What to produce = What is the number of lines in the entries below that include the word "Индикатор"? Provide the number only.

Dataset entries on figures:
BEGIN

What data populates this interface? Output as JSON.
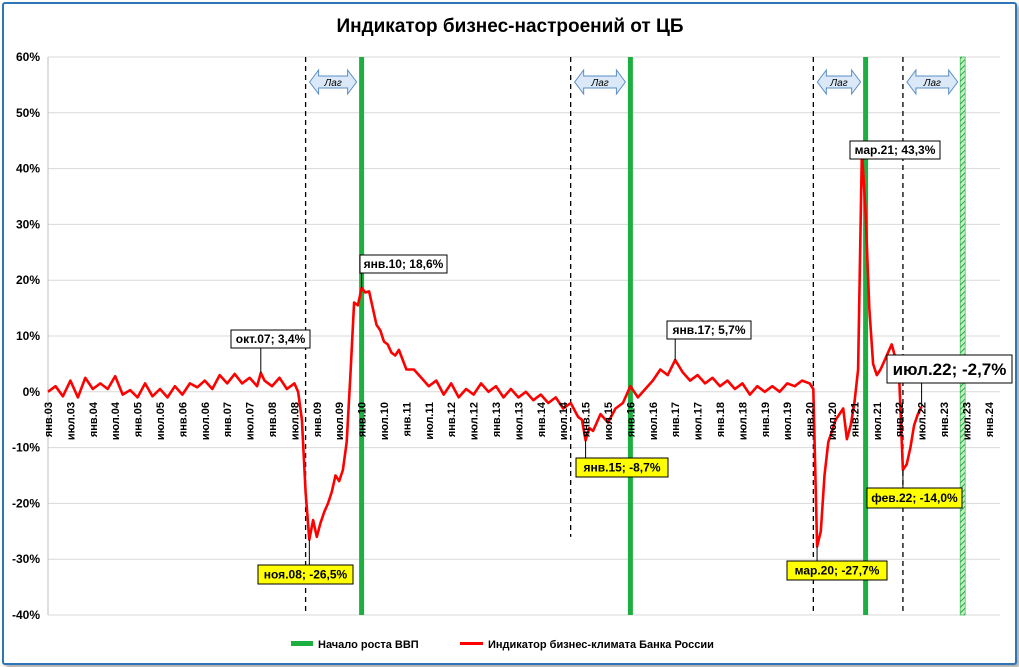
{
  "chart_data": {
    "type": "line",
    "title": "Индикатор бизнес-настроений от ЦБ",
    "ylim": [
      -40,
      60
    ],
    "y_ticks": [
      "60%",
      "50%",
      "40%",
      "30%",
      "20%",
      "10%",
      "0%",
      "-10%",
      "-20%",
      "-30%",
      "-40%"
    ],
    "y_tick_values": [
      60,
      50,
      40,
      30,
      20,
      10,
      0,
      -10,
      -20,
      -30,
      -40
    ],
    "x_range": [
      "янв.03",
      "апр.24"
    ],
    "x_ticks": [
      "янв.03",
      "июл.03",
      "янв.04",
      "июл.04",
      "янв.05",
      "июл.05",
      "янв.06",
      "июл.06",
      "янв.07",
      "июл.07",
      "янв.08",
      "июл.08",
      "янв.09",
      "июл.09",
      "янв.10",
      "июл.10",
      "янв.11",
      "июл.11",
      "янв.12",
      "июл.12",
      "янв.13",
      "июл.13",
      "янв.14",
      "июл.14",
      "янв.15",
      "июл.15",
      "янв.16",
      "июл.16",
      "янв.17",
      "июл.17",
      "янв.18",
      "июл.18",
      "янв.19",
      "июл.19",
      "янв.20",
      "июл.20",
      "янв.21",
      "июл.21",
      "янв.22",
      "июл.22",
      "янв.23",
      "июл.23",
      "янв.24"
    ],
    "gridlines": true,
    "legend_position": "bottom",
    "legend": [
      "Начало роста ВВП",
      "Индикатор бизнес-климата Банка России"
    ],
    "colors": {
      "series": "#ff0000",
      "gdp_growth": "#1db041",
      "gdp_growth_hatched": "#7ccf6c",
      "label_yellow": "#ffff00",
      "lag_arrow": "#dae8f7",
      "lag_arrow_border": "#5b8ec9",
      "frame": "#2e75b6"
    },
    "series": [
      {
        "name": "Индикатор бизнес-климата Банка России",
        "points": [
          [
            "янв.03",
            0.0
          ],
          [
            "мар.03",
            1.0
          ],
          [
            "май.03",
            -0.8
          ],
          [
            "июл.03",
            2.0
          ],
          [
            "сен.03",
            -1.0
          ],
          [
            "ноя.03",
            2.5
          ],
          [
            "янв.04",
            0.5
          ],
          [
            "мар.04",
            1.5
          ],
          [
            "май.04",
            0.5
          ],
          [
            "июл.04",
            2.8
          ],
          [
            "сен.04",
            -0.5
          ],
          [
            "ноя.04",
            0.3
          ],
          [
            "янв.05",
            -1.0
          ],
          [
            "мар.05",
            1.5
          ],
          [
            "май.05",
            -0.8
          ],
          [
            "июл.05",
            0.5
          ],
          [
            "сен.05",
            -1.0
          ],
          [
            "ноя.05",
            1.0
          ],
          [
            "янв.06",
            -0.5
          ],
          [
            "мар.06",
            1.5
          ],
          [
            "май.06",
            0.8
          ],
          [
            "июл.06",
            2.0
          ],
          [
            "сен.06",
            0.5
          ],
          [
            "ноя.06",
            3.0
          ],
          [
            "янв.07",
            1.5
          ],
          [
            "мар.07",
            3.2
          ],
          [
            "май.07",
            1.5
          ],
          [
            "июл.07",
            2.5
          ],
          [
            "сен.07",
            1.0
          ],
          [
            "окт.07",
            3.4
          ],
          [
            "ноя.07",
            2.0
          ],
          [
            "янв.08",
            1.0
          ],
          [
            "мар.08",
            2.5
          ],
          [
            "май.08",
            0.5
          ],
          [
            "июл.08",
            1.5
          ],
          [
            "авг.08",
            0.0
          ],
          [
            "сен.08",
            -5.0
          ],
          [
            "окт.08",
            -18.0
          ],
          [
            "ноя.08",
            -26.5
          ],
          [
            "дек.08",
            -23.0
          ],
          [
            "янв.09",
            -26.0
          ],
          [
            "фев.09",
            -23.5
          ],
          [
            "мар.09",
            -21.5
          ],
          [
            "апр.09",
            -20.0
          ],
          [
            "май.09",
            -18.0
          ],
          [
            "июн.09",
            -15.0
          ],
          [
            "июл.09",
            -16.0
          ],
          [
            "авг.09",
            -14.0
          ],
          [
            "сен.09",
            -9.0
          ],
          [
            "окт.09",
            3.0
          ],
          [
            "ноя.09",
            16.0
          ],
          [
            "дек.09",
            15.5
          ],
          [
            "янв.10",
            18.6
          ],
          [
            "фев.10",
            17.8
          ],
          [
            "мар.10",
            18.0
          ],
          [
            "апр.10",
            15.0
          ],
          [
            "май.10",
            12.0
          ],
          [
            "июн.10",
            11.0
          ],
          [
            "июл.10",
            9.0
          ],
          [
            "авг.10",
            8.5
          ],
          [
            "сен.10",
            7.0
          ],
          [
            "окт.10",
            6.5
          ],
          [
            "ноя.10",
            7.5
          ],
          [
            "янв.11",
            4.0
          ],
          [
            "мар.11",
            4.0
          ],
          [
            "май.11",
            2.5
          ],
          [
            "июл.11",
            1.0
          ],
          [
            "сен.11",
            2.0
          ],
          [
            "ноя.11",
            -0.5
          ],
          [
            "янв.12",
            1.5
          ],
          [
            "мар.12",
            -1.0
          ],
          [
            "май.12",
            0.5
          ],
          [
            "июл.12",
            -0.5
          ],
          [
            "сен.12",
            1.5
          ],
          [
            "ноя.12",
            0.0
          ],
          [
            "янв.13",
            1.0
          ],
          [
            "мар.13",
            -1.0
          ],
          [
            "май.13",
            0.5
          ],
          [
            "июл.13",
            -1.0
          ],
          [
            "сен.13",
            0.0
          ],
          [
            "ноя.13",
            -1.5
          ],
          [
            "янв.14",
            -0.5
          ],
          [
            "мар.14",
            -2.0
          ],
          [
            "май.14",
            -1.0
          ],
          [
            "июл.14",
            -3.0
          ],
          [
            "сен.14",
            -2.0
          ],
          [
            "ноя.14",
            -4.5
          ],
          [
            "дек.14",
            -5.0
          ],
          [
            "янв.15",
            -8.7
          ],
          [
            "фев.15",
            -6.5
          ],
          [
            "мар.15",
            -7.0
          ],
          [
            "май.15",
            -4.0
          ],
          [
            "июл.15",
            -5.5
          ],
          [
            "сен.15",
            -3.0
          ],
          [
            "ноя.15",
            -2.0
          ],
          [
            "янв.16",
            1.0
          ],
          [
            "мар.16",
            -1.0
          ],
          [
            "май.16",
            0.5
          ],
          [
            "июл.16",
            2.0
          ],
          [
            "сен.16",
            4.0
          ],
          [
            "ноя.16",
            3.0
          ],
          [
            "янв.17",
            5.7
          ],
          [
            "мар.17",
            3.5
          ],
          [
            "май.17",
            2.0
          ],
          [
            "июл.17",
            3.0
          ],
          [
            "сен.17",
            1.5
          ],
          [
            "ноя.17",
            2.5
          ],
          [
            "янв.18",
            1.0
          ],
          [
            "мар.18",
            2.0
          ],
          [
            "май.18",
            0.5
          ],
          [
            "июл.18",
            1.5
          ],
          [
            "сен.18",
            -0.5
          ],
          [
            "ноя.18",
            1.0
          ],
          [
            "янв.19",
            0.0
          ],
          [
            "мар.19",
            1.0
          ],
          [
            "май.19",
            0.0
          ],
          [
            "июл.19",
            1.5
          ],
          [
            "сен.19",
            1.0
          ],
          [
            "ноя.19",
            2.0
          ],
          [
            "янв.20",
            1.5
          ],
          [
            "фев.20",
            0.5
          ],
          [
            "мар.20",
            -27.7
          ],
          [
            "апр.20",
            -25.0
          ],
          [
            "май.20",
            -15.0
          ],
          [
            "июн.20",
            -9.0
          ],
          [
            "июл.20",
            -7.0
          ],
          [
            "авг.20",
            -5.0
          ],
          [
            "сен.20",
            -4.0
          ],
          [
            "окт.20",
            -3.0
          ],
          [
            "ноя.20",
            -8.5
          ],
          [
            "дек.20",
            -6.0
          ],
          [
            "янв.21",
            -2.0
          ],
          [
            "фев.21",
            4.0
          ],
          [
            "мар.21",
            43.3
          ],
          [
            "апр.21",
            32.0
          ],
          [
            "май.21",
            15.0
          ],
          [
            "июн.21",
            5.0
          ],
          [
            "июл.21",
            3.0
          ],
          [
            "авг.21",
            4.0
          ],
          [
            "сен.21",
            5.5
          ],
          [
            "окт.21",
            7.0
          ],
          [
            "ноя.21",
            8.5
          ],
          [
            "дек.21",
            6.0
          ],
          [
            "янв.22",
            2.5
          ],
          [
            "фев.22",
            -14.0
          ],
          [
            "мар.22",
            -13.0
          ],
          [
            "апр.22",
            -10.0
          ],
          [
            "май.22",
            -6.0
          ],
          [
            "июн.22",
            -4.0
          ],
          [
            "июл.22",
            -2.7
          ]
        ]
      }
    ],
    "gdp_growth_start": [
      {
        "date": "янв.10",
        "style": "solid"
      },
      {
        "date": "янв.16",
        "style": "solid"
      },
      {
        "date": "апр.21",
        "style": "solid"
      },
      {
        "date": "июн.23",
        "style": "hatched"
      }
    ],
    "dashed_markers": [
      "окт.08",
      "сен.14",
      "фев.20",
      "фев.22"
    ],
    "annotations": [
      {
        "point": "окт.07",
        "text": "окт.07; 3,4%",
        "style": "white"
      },
      {
        "point": "ноя.08",
        "text": "ноя.08; -26,5%",
        "style": "yellow"
      },
      {
        "point": "янв.10",
        "text": "янв.10; 18,6%",
        "style": "white"
      },
      {
        "point": "янв.15",
        "text": "янв.15; -8,7%",
        "style": "yellow"
      },
      {
        "point": "янв.17",
        "text": "янв.17; 5,7%",
        "style": "white"
      },
      {
        "point": "мар.20",
        "text": "мар.20; -27,7%",
        "style": "yellow"
      },
      {
        "point": "мар.21",
        "text": "мар.21; 43,3%",
        "style": "white"
      },
      {
        "point": "фев.22",
        "text": "фев.22; -14,0%",
        "style": "yellow"
      },
      {
        "point": "июл.22",
        "text": "июл.22; -2,7%",
        "style": "white-large"
      }
    ],
    "lag_labels": [
      "Лаг",
      "Лаг",
      "Лаг",
      "Лаг"
    ]
  }
}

END

Written answer = 3